▶ **Documento de origem**
____________
Não é excessivo apelidar Jorge Mendes como o “patrão do futebol mundial”?
Não me parece que seja uma afirmação exagerada. O poder de Jorge Mendes, a sua capacidade em relacionar diferentes interesses no futebol e através do futebol coloca-o num nível superior se o compararmos com figuras semelhantes no mundo global do futebol. Ele tem relações com todos os clubes de topo do futebol europeu e faz grandes negócios com estes clubes. Tem um forte poder de influência nos media e em pequenos clubes dentro e fora de Portugal. Tem força suficiente para atrair jogadores também em países estrangeiros. E, acima de tudo, vemos que há clubes em todas as ligas de topo na Europa ansiosos por estabelecerem relações com Jorge Mendes – não é o contrário. É por tudo isto que eu afirmo que, actualmente, ele é o homem mais poderoso, o ‘patrão’, do futebol global.

O que é exactamente um super-agente de futebol?
____________
Listagens de regiões de elementos
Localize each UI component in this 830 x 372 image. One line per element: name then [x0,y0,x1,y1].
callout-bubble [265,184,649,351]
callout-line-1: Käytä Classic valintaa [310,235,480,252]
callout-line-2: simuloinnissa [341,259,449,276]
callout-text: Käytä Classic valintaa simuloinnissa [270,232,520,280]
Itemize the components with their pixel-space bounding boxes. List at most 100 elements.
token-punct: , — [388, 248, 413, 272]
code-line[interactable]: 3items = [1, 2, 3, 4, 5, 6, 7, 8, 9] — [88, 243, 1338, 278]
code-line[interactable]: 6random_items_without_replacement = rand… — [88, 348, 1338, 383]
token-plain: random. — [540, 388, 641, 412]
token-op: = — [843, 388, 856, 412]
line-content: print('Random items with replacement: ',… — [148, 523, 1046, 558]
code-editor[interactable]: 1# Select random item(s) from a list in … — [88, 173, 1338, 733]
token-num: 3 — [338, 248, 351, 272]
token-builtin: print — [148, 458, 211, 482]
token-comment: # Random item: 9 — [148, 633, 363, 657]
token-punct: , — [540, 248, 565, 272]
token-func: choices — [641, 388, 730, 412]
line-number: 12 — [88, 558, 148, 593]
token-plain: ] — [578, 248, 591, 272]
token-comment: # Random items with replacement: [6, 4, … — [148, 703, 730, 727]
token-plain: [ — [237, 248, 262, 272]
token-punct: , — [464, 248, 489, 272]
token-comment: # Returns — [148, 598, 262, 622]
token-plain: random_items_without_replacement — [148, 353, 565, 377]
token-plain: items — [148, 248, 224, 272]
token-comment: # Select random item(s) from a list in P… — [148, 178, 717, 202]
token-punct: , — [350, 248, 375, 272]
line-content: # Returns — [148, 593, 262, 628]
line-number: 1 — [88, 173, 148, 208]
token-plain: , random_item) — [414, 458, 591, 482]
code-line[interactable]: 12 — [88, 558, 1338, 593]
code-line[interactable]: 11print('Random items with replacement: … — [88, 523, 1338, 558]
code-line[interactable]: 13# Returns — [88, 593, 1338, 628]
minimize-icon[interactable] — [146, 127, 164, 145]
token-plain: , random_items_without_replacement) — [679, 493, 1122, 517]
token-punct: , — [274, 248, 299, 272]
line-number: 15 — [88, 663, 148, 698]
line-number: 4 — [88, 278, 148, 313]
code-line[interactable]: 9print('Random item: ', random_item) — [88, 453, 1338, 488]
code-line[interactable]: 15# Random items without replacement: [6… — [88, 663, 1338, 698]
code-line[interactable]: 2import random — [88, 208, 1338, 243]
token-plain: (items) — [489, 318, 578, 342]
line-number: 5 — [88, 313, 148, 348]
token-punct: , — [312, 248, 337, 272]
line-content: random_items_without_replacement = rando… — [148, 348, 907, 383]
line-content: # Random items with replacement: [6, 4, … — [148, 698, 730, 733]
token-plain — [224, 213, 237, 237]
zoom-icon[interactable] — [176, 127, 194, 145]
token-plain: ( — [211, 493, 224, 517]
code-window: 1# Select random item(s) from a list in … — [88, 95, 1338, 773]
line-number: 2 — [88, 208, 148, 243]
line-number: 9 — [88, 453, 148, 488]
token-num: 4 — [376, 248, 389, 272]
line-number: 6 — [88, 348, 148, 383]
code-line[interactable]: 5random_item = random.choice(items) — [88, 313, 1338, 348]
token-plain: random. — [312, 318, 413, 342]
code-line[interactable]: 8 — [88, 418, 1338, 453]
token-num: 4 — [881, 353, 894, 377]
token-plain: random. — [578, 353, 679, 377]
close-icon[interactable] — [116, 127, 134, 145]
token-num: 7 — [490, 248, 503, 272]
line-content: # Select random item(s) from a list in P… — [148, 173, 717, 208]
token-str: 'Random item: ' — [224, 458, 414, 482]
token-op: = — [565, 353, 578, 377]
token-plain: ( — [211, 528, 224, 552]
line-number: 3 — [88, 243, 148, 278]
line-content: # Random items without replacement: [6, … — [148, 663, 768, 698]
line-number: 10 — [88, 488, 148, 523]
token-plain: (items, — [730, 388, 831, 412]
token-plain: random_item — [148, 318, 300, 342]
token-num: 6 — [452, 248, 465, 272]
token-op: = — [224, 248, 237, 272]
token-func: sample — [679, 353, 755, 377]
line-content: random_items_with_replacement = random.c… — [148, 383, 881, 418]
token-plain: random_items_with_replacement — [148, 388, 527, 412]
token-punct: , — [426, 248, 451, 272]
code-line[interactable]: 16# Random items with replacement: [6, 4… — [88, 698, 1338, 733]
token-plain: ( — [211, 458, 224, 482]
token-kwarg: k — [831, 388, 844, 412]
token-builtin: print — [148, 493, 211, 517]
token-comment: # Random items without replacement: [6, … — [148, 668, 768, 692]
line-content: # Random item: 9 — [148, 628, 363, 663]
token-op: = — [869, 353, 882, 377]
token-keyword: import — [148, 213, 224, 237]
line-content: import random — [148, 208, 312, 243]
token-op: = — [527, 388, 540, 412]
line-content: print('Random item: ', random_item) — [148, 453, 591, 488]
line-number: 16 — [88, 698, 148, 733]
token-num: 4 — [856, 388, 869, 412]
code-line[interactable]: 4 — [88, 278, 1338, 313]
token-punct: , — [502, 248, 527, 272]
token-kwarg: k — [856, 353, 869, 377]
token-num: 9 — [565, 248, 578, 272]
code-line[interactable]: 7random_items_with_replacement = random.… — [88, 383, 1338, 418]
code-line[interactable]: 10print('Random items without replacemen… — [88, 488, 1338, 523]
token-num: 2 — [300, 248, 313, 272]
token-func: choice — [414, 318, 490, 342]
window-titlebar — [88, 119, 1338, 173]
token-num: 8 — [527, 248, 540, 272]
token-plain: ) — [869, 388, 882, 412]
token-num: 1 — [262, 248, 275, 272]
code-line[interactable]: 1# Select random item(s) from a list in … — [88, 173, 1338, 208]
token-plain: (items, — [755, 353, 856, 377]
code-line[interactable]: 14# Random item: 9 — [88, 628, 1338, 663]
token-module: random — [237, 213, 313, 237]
____________
▶ **Instruções de trabalho**
1/ Segundo a entrevista sobre Jorge Mendes, com que clubes ele mantém relações?
2/ Imprima o trecho da entrevista sobre Jorge Mendes que começa nas palavras "Não é excessivo" e termina depois de "do futebol global.".
3/ Dê continuidade à entrevista sobre Jorge Mendes a partir do ponto em que ela termina.
As entradas não têm qualquer relação com a entrevista.

▶ **Resultados finais**
1/ Com todos os clubes de topo do futebol europeu.

2/
Não é excessivo apelidar Jorge Mendes como o “patrão do futebol mundial”?
Não me parece que seja uma afirmação exagerada. O poder de Jorge Mendes, a sua capacidade em relacionar diferentes interesses no futebol e através do futebol coloca-o num nível superior se o compararmos com figuras semelhantes no mundo global do futebol. Ele tem relações com todos os clubes de topo do futebol europeu e faz grandes negócios com estes clubes. Tem um forte poder de influência nos media e em pequenos clubes dentro e fora de Portugal. Tem força suficiente para atrair jogadores também em países estrangeiros. E, acima de tudo, vemos que há clubes em todas as ligas de topo na Europa ansiosos por estabelecerem relações com Jorge Mendes – não é o contrário. É por tudo isto que eu afirmo que, actualmente, ele é o homem mais poderoso, o ‘patrão’, do futebol global.

3/
Um super-agente é alguém com um perfil que mistura tarefas no campo alargado do agenciamento e dos serviços de mediação relacionadas com a economia do futebol. Começa como agente de jogadores e rapidamente se torna num agente de treinadores. O nível seguinte é tornar-se consultor de clubes nas questões de transferências de jogadores de futebol. Pode acontecer que esta pessoa seja, na mesma negociação, o consultor do clube comprador e, em simultâneo, do clube vendedor, e seja ainda o agente do jogador que está a ser negociado. E quando reforça as relações com os clubes, o super-agente torna-se capaz também de ‘favorecer’ a nomeação de um determinado director desportivo de um clube, ou seja, da pessoa responsável pela política de transferências dos clubes. Temos outro passo na evolução dos perfis dos super-agentes, quando estes se transformam na referência dos investidores financeiros, que colocam os recursos acima de tudo para comprarem os direitos económicos dos jogadores – e muitas vezes, o mesmo super-agente é também um investidor. E a maior evolução acontece quando o super-agente se torna num empreendedor em mercados relacionados com o futebol (acontece no caso de Pini Zahavi em Israel e de Paco Casal no Uruguai) e quando é intermediário de negócios entre o mundo do futebol e os investidores globais interessados em adquirir clubes de futebol (Pini Zahavi no caso do Chelsea; Jorge Mendes nos casos do Valência e do Wolverhampton).

Foi Jorge Mendes quem criou este novo paradigma de agente?
Não, Jorge Mendes representa hoje o topo da evolução deste perfil. Em Portugal, houve outros dois indivíduos que representaram fases anteriores do progresso do perfil do super-agente: Manuel Barbosa e José Veiga. Na minha opinião, um homem que imprimiu uma aceleração na construção deste perfil complexo foi Pini Zahavi. Jorge Mendes acrescentou ao perfil uma grande habilidade para as relações públicas, uma grande força de sedução.

No seu livro afirma que Jorge Mendes e as suas empresas funcionam como um autêntico polvo global no mundo do futebol. Como define a aquilo que intitula “império mendesiano”?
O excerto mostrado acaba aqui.